[begin AVAILABLE DATA]
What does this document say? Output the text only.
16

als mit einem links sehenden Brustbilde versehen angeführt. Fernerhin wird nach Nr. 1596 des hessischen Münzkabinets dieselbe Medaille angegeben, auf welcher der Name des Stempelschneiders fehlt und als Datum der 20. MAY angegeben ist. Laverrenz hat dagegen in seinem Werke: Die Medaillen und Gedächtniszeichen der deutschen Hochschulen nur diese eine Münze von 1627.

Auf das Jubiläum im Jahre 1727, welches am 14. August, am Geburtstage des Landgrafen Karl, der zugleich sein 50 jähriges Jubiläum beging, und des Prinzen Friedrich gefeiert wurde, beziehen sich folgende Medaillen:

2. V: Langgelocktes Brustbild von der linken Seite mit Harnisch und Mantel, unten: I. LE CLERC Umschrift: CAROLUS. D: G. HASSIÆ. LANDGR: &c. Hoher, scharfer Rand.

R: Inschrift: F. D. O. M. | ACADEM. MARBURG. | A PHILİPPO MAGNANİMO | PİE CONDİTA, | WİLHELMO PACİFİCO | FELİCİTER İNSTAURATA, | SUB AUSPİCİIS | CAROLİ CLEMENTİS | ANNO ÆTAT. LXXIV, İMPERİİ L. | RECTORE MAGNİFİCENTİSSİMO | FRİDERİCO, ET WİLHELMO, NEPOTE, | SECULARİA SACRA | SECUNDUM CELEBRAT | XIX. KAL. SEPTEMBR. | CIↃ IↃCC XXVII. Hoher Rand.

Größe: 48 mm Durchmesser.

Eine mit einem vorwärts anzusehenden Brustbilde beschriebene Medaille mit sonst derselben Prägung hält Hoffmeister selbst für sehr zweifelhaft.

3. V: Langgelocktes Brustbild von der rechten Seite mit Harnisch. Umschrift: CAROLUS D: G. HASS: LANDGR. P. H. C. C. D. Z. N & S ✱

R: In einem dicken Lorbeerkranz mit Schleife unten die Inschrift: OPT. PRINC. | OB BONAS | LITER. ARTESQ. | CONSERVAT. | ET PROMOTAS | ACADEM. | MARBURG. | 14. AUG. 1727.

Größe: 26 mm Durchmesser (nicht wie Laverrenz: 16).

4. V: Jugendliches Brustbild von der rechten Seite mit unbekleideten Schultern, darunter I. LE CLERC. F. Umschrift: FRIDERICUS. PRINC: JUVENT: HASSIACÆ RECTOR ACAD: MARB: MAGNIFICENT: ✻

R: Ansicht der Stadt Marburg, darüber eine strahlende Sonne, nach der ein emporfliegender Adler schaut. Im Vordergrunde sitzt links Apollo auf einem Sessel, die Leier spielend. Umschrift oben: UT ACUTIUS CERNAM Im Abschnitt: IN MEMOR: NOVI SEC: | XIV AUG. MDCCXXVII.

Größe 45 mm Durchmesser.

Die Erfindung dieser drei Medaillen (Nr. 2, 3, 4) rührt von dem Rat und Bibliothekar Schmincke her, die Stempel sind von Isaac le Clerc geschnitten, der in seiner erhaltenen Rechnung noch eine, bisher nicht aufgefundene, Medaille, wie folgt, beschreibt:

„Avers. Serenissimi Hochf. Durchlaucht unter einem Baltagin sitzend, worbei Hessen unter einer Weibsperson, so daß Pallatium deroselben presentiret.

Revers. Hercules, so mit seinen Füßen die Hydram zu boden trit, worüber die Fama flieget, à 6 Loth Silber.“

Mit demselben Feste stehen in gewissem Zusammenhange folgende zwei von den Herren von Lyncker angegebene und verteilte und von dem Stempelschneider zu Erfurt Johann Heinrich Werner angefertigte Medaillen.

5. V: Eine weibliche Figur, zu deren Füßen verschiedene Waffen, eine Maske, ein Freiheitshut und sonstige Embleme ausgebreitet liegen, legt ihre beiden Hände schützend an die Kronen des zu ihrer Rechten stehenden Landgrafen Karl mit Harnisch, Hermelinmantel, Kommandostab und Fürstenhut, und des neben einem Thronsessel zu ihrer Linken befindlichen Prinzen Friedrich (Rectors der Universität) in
[end AVAILABLE DATA]
* **SET PROBLEM**:
Report the number of lines in the entries above that include the string "folgende". Give nothing but the number.

* **RESULT FOR THIS TASK**:
2